» THE PROBLEM: Scan the data below for the string "this". Show every line where it turns up.

(Saved entries)
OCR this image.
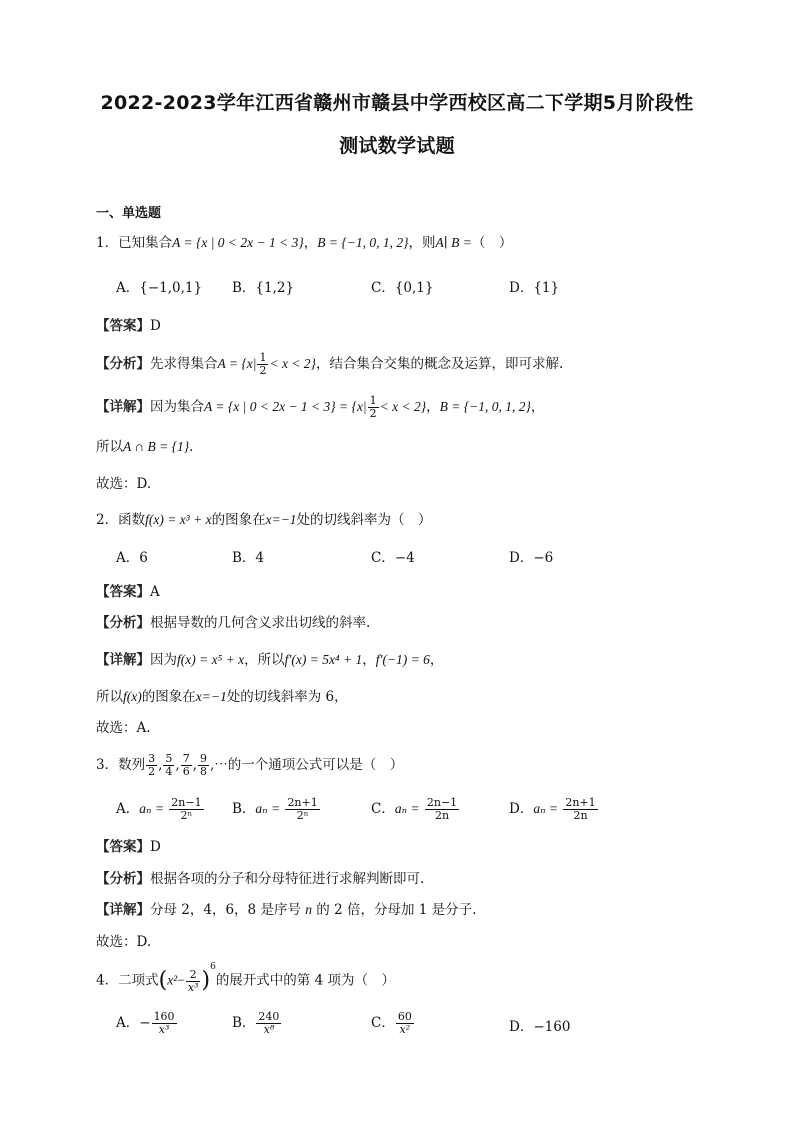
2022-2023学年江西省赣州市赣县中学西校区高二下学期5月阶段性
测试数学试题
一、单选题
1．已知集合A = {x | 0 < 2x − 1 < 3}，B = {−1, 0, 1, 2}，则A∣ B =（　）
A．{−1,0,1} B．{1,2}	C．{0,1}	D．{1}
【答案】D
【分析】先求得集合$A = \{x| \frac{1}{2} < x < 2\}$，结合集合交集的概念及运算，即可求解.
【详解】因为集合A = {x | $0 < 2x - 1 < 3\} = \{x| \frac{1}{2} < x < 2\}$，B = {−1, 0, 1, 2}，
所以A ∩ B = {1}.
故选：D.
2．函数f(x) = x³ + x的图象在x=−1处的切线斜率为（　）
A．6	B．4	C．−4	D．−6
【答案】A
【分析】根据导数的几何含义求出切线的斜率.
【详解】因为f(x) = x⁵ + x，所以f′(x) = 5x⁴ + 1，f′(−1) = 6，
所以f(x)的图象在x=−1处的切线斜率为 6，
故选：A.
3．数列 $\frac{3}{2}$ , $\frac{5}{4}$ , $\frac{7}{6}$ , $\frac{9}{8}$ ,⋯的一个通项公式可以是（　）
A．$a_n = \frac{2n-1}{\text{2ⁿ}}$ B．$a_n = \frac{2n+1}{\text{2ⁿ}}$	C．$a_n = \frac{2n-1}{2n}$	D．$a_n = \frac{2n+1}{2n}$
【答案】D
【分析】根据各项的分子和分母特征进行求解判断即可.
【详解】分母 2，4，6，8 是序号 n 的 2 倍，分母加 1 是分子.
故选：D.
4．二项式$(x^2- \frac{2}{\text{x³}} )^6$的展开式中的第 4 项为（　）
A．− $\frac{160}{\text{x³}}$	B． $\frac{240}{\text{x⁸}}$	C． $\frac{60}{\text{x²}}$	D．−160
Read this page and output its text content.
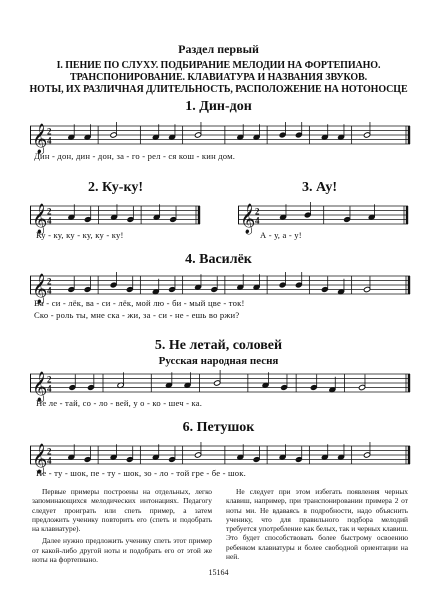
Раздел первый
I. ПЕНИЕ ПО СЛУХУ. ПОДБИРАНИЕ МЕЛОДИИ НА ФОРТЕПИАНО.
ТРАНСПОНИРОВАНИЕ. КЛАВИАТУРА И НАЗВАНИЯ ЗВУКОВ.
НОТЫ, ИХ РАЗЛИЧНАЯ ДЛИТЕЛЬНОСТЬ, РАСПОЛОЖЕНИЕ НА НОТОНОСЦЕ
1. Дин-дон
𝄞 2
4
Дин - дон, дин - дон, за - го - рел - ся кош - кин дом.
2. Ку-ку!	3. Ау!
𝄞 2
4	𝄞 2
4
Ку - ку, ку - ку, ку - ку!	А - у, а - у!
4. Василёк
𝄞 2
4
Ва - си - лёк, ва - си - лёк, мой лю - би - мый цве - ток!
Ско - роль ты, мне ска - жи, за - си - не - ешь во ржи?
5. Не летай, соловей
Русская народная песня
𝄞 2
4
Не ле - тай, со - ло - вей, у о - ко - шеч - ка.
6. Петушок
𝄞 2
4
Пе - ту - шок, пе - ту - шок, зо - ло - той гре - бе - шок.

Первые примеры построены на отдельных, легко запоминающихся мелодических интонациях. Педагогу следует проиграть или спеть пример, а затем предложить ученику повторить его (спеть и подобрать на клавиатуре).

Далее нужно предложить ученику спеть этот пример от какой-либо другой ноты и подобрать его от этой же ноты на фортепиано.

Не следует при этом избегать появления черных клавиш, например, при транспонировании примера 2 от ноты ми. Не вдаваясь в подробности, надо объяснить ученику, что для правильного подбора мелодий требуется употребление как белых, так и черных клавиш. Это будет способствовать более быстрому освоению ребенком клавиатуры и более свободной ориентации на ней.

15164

» TASK RESULT:
OCR this image.
Read this page and output its text content.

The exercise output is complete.